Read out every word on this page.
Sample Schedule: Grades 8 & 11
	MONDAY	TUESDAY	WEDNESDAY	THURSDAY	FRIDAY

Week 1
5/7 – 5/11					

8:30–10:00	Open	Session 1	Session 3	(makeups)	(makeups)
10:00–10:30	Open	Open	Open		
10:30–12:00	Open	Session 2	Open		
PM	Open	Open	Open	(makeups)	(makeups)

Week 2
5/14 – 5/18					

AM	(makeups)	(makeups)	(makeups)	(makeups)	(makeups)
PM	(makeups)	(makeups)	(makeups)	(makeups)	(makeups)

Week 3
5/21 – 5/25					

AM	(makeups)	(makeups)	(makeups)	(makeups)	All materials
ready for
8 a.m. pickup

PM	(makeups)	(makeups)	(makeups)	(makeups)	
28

+++

**Given problem**
Extract all of the data shown above and repeat it verbatim.

**Reply**
Read out every word on this page.
Sample Schedule: Grades 8 & 11
	MONDAY	TUESDAY	WEDNESDAY	THURSDAY	FRIDAY

Week 1
5/7 – 5/11					

8:30–10:00	Open	Session 1	Session 3	(makeups)	(makeups)
10:00–10:30	Open	Open	Open		
10:30–12:00	Open	Session 2	Open		
PM	Open	Open	Open	(makeups)	(makeups)

Week 2
5/14 – 5/18					

AM	(makeups)	(makeups)	(makeups)	(makeups)	(makeups)
PM	(makeups)	(makeups)	(makeups)	(makeups)	(makeups)

Week 3
5/21 – 5/25					

AM	(makeups)	(makeups)	(makeups)	(makeups)	All materials
ready for
8 a.m. pickup

PM	(makeups)	(makeups)	(makeups)	(makeups)	
28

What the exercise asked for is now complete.